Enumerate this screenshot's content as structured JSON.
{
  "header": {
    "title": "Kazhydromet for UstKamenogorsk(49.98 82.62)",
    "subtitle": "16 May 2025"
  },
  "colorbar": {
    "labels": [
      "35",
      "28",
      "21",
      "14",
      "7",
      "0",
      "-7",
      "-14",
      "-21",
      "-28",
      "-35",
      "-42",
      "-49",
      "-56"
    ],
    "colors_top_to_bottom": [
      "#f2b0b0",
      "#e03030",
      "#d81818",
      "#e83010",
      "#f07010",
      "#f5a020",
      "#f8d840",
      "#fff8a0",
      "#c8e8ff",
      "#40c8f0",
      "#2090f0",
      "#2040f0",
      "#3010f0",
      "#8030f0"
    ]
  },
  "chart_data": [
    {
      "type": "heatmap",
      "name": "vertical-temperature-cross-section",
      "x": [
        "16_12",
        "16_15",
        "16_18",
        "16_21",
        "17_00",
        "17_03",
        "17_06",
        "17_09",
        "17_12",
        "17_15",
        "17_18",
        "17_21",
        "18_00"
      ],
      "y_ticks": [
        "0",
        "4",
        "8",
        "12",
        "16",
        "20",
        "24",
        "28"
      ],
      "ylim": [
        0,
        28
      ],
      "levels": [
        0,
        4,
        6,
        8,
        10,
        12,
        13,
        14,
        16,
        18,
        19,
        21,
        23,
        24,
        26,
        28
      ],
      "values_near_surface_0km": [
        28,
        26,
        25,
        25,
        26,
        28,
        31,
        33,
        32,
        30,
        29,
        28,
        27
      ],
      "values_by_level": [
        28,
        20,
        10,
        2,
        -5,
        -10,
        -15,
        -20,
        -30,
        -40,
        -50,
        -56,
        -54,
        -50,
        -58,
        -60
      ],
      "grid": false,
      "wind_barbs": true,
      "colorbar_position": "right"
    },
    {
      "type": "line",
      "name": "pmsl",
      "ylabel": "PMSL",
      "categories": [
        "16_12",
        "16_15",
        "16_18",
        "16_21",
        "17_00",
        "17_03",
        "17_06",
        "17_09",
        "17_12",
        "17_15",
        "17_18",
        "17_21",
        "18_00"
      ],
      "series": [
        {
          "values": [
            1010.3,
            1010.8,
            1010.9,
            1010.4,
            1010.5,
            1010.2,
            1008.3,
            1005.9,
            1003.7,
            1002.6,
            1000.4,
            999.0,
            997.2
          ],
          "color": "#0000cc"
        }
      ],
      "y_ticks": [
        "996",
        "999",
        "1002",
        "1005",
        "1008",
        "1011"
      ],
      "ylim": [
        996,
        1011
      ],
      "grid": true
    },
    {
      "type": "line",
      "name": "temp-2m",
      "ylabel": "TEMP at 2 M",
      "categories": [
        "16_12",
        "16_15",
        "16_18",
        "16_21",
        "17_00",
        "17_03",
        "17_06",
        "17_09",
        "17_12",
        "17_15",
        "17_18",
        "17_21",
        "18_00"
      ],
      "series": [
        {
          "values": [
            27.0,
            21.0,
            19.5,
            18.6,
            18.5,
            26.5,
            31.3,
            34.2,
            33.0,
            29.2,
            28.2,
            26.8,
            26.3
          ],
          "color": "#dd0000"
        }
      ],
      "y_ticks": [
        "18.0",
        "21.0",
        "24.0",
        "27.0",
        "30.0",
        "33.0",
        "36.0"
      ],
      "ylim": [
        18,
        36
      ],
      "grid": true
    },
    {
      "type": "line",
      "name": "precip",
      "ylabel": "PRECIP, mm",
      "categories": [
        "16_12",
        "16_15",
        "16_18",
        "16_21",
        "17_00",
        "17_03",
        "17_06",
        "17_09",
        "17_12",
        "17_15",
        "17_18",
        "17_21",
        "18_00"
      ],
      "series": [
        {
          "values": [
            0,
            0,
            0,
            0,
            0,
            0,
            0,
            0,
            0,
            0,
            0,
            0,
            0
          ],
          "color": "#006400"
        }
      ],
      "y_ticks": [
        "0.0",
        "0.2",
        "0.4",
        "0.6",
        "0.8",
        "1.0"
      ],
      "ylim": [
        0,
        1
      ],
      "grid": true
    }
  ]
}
* * * *
WHAT THIS TASK INVOLVES
Reproduce the full set of records precisely.

RESULT
Enumerate this screenshot's content as structured JSON.
{
  "header": {
    "title": "Kazhydromet for UstKamenogorsk(49.98 82.62)",
    "subtitle": "16 May 2025"
  },
  "colorbar": {
    "labels": [
      "35",
      "28",
      "21",
      "14",
      "7",
      "0",
      "-7",
      "-14",
      "-21",
      "-28",
      "-35",
      "-42",
      "-49",
      "-56"
    ],
    "colors_top_to_bottom": [
      "#f2b0b0",
      "#e03030",
      "#d81818",
      "#e83010",
      "#f07010",
      "#f5a020",
      "#f8d840",
      "#fff8a0",
      "#c8e8ff",
      "#40c8f0",
      "#2090f0",
      "#2040f0",
      "#3010f0",
      "#8030f0"
    ]
  },
  "chart_data": [
    {
      "type": "heatmap",
      "name": "vertical-temperature-cross-section",
      "x": [
        "16_12",
        "16_15",
        "16_18",
        "16_21",
        "17_00",
        "17_03",
        "17_06",
        "17_09",
        "17_12",
        "17_15",
        "17_18",
        "17_21",
        "18_00"
      ],
      "y_ticks": [
        "0",
        "4",
        "8",
        "12",
        "16",
        "20",
        "24",
        "28"
      ],
      "ylim": [
        0,
        28
      ],
      "levels": [
        0,
        4,
        6,
        8,
        10,
        12,
        13,
        14,
        16,
        18,
        19,
        21,
        23,
        24,
        26,
        28
      ],
      "values_near_surface_0km": [
        28,
        26,
        25,
        25,
        26,
        28,
        31,
        33,
        32,
        30,
        29,
        28,
        27
      ],
      "values_by_level": [
        28,
        20,
        10,
        2,
        -5,
        -10,
        -15,
        -20,
        -30,
        -40,
        -50,
        -56,
        -54,
        -50,
        -58,
        -60
      ],
      "grid": false,
      "wind_barbs": true,
      "colorbar_position": "right"
    },
    {
      "type": "line",
      "name": "pmsl",
      "ylabel": "PMSL",
      "categories": [
        "16_12",
        "16_15",
        "16_18",
        "16_21",
        "17_00",
        "17_03",
        "17_06",
        "17_09",
        "17_12",
        "17_15",
        "17_18",
        "17_21",
        "18_00"
      ],
      "series": [
        {
          "values": [
            1010.3,
            1010.8,
            1010.9,
            1010.4,
            1010.5,
            1010.2,
            1008.3,
            1005.9,
            1003.7,
            1002.6,
            1000.4,
            999.0,
            997.2
          ],
          "color": "#0000cc"
        }
      ],
      "y_ticks": [
        "996",
        "999",
        "1002",
        "1005",
        "1008",
        "1011"
      ],
      "ylim": [
        996,
        1011
      ],
      "grid": true
    },
    {
      "type": "line",
      "name": "temp-2m",
      "ylabel": "TEMP at 2 M",
      "categories": [
        "16_12",
        "16_15",
        "16_18",
        "16_21",
        "17_00",
        "17_03",
        "17_06",
        "17_09",
        "17_12",
        "17_15",
        "17_18",
        "17_21",
        "18_00"
      ],
      "series": [
        {
          "values": [
            27.0,
            21.0,
            19.5,
            18.6,
            18.5,
            26.5,
            31.3,
            34.2,
            33.0,
            29.2,
            28.2,
            26.8,
            26.3
          ],
          "color": "#dd0000"
        }
      ],
      "y_ticks": [
        "18.0",
        "21.0",
        "24.0",
        "27.0",
        "30.0",
        "33.0",
        "36.0"
      ],
      "ylim": [
        18,
        36
      ],
      "grid": true
    },
    {
      "type": "line",
      "name": "precip",
      "ylabel": "PRECIP, mm",
      "categories": [
        "16_12",
        "16_15",
        "16_18",
        "16_21",
        "17_00",
        "17_03",
        "17_06",
        "17_09",
        "17_12",
        "17_15",
        "17_18",
        "17_21",
        "18_00"
      ],
      "series": [
        {
          "values": [
            0,
            0,
            0,
            0,
            0,
            0,
            0,
            0,
            0,
            0,
            0,
            0,
            0
          ],
          "color": "#006400"
        }
      ],
      "y_ticks": [
        "0.0",
        "0.2",
        "0.4",
        "0.6",
        "0.8",
        "1.0"
      ],
      "ylim": [
        0,
        1
      ],
      "grid": true
    }
  ]
}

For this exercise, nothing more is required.